* PROBLEM TO SOLVE
Set out every line bearing the string "replacing".

* INPUT
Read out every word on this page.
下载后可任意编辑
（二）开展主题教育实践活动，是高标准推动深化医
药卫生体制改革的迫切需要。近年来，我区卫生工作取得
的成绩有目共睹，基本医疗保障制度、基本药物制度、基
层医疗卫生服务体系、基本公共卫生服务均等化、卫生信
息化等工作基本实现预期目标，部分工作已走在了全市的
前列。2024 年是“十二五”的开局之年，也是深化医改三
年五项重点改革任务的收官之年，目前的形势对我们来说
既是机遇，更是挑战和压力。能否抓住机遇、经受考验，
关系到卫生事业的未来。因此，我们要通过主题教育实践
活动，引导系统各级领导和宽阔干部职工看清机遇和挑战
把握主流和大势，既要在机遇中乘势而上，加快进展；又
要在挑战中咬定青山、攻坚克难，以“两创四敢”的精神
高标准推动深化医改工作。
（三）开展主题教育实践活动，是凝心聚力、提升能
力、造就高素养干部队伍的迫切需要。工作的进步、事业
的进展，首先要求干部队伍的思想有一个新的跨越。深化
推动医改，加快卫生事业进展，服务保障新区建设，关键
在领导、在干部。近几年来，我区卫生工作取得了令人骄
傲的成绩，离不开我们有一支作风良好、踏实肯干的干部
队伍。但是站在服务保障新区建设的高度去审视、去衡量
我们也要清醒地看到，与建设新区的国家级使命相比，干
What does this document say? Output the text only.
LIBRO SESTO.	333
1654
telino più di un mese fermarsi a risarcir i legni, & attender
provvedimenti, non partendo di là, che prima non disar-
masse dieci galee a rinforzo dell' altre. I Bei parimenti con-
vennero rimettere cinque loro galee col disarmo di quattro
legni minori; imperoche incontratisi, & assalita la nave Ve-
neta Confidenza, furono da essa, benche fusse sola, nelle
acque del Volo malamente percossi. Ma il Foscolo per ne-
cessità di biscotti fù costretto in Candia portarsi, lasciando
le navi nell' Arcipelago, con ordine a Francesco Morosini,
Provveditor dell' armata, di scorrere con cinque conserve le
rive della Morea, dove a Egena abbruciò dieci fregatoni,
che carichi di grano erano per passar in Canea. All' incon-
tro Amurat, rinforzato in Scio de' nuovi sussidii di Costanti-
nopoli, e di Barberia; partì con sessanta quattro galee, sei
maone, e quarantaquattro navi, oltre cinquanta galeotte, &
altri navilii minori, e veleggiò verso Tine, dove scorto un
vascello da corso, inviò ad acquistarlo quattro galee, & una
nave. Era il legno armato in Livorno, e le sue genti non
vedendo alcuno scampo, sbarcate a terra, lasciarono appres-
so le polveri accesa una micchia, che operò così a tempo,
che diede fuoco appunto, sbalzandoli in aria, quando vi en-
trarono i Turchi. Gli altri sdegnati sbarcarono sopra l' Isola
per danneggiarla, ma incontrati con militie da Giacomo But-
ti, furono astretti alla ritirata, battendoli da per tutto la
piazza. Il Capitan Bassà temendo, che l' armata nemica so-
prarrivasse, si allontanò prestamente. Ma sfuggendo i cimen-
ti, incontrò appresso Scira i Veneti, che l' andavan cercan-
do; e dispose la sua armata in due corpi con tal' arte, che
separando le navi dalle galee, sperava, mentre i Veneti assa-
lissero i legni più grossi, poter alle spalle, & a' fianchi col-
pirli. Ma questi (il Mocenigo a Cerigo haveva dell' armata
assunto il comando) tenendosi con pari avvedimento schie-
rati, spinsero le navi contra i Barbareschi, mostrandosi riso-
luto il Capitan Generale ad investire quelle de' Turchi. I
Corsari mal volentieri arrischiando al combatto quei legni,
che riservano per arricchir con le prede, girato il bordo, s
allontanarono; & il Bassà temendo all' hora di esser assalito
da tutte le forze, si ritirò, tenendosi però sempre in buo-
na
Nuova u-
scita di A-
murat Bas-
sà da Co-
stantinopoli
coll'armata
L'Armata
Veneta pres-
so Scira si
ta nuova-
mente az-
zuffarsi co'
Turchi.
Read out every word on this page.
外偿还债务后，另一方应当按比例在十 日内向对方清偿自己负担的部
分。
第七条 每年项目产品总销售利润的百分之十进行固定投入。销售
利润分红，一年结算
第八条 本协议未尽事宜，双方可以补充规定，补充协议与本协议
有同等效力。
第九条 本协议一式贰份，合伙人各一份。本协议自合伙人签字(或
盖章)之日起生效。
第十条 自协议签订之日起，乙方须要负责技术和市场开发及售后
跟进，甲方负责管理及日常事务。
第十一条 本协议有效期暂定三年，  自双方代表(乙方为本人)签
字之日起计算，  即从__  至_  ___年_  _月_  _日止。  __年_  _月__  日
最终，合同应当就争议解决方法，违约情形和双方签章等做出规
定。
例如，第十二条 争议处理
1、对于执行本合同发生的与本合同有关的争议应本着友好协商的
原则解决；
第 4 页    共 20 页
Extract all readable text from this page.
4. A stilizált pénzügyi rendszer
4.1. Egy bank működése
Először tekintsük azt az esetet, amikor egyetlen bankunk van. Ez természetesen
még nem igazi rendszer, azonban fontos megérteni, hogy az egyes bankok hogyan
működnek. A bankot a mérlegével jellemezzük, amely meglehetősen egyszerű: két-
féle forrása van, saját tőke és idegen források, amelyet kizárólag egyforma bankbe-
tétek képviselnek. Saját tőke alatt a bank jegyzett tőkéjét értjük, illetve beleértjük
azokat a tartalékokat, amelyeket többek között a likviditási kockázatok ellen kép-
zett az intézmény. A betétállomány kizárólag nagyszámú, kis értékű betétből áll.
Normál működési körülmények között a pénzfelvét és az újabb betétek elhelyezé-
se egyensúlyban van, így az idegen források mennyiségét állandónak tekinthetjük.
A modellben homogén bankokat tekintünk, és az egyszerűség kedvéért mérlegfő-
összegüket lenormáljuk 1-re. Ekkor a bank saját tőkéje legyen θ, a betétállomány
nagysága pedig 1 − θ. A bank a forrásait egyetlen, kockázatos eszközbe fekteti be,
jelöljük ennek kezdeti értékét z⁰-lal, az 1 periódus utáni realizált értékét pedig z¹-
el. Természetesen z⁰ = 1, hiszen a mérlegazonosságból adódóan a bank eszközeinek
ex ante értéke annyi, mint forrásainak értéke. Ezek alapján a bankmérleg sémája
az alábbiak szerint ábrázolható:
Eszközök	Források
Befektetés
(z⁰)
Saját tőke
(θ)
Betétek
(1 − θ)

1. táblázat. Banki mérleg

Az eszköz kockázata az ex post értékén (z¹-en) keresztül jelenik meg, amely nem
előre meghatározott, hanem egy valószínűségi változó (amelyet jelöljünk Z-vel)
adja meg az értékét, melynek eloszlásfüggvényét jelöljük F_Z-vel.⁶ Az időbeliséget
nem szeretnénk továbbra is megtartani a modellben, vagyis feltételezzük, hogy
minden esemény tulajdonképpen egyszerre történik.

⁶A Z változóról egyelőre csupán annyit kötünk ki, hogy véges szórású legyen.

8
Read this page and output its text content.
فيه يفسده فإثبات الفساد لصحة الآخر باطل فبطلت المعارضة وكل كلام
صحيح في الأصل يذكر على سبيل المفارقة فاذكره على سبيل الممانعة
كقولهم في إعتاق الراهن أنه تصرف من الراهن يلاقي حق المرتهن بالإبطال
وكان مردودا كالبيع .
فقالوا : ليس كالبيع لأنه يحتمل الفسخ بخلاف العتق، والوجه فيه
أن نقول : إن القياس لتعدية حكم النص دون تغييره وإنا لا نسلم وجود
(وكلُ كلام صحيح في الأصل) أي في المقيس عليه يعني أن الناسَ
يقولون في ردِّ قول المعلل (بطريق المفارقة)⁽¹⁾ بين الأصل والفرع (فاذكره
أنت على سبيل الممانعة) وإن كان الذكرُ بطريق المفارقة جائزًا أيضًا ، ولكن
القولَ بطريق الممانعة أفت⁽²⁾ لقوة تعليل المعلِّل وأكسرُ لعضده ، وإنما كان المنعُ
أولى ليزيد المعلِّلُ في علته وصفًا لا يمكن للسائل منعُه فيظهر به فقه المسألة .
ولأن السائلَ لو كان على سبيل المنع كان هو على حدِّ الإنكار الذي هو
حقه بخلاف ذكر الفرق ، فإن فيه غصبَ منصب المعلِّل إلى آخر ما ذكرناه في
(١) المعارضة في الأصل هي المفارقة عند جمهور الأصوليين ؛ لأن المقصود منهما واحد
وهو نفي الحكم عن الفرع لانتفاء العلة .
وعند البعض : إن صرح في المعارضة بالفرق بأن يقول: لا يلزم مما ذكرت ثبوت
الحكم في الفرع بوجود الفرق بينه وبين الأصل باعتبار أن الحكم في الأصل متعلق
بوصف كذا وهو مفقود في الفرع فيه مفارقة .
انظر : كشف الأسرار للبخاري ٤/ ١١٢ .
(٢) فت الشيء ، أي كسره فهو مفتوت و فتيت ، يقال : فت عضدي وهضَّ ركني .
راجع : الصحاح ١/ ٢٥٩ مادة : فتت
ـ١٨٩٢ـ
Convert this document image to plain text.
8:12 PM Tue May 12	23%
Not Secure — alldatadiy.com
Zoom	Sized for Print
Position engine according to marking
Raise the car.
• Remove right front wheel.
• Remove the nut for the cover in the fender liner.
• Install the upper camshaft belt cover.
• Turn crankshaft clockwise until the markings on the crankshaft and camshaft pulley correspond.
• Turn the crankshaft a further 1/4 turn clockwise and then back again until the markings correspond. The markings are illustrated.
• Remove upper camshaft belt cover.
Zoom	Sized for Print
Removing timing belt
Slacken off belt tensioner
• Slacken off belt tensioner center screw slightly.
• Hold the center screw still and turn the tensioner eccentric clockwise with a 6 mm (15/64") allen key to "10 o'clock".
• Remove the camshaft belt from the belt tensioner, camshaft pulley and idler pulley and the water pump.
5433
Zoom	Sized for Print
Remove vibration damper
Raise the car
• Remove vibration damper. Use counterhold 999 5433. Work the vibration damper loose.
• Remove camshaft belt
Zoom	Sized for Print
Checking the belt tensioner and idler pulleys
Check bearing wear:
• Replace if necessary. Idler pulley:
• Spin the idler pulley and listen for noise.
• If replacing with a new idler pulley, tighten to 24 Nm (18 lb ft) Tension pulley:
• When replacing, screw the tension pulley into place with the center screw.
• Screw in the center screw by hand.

* RESULT OF THE TASK
• If replacing with a new idler pulley, tighten to 24 Nm (18 lb ft) Tension pulley:
• When replacing, screw the tension pulley into place with the center screw.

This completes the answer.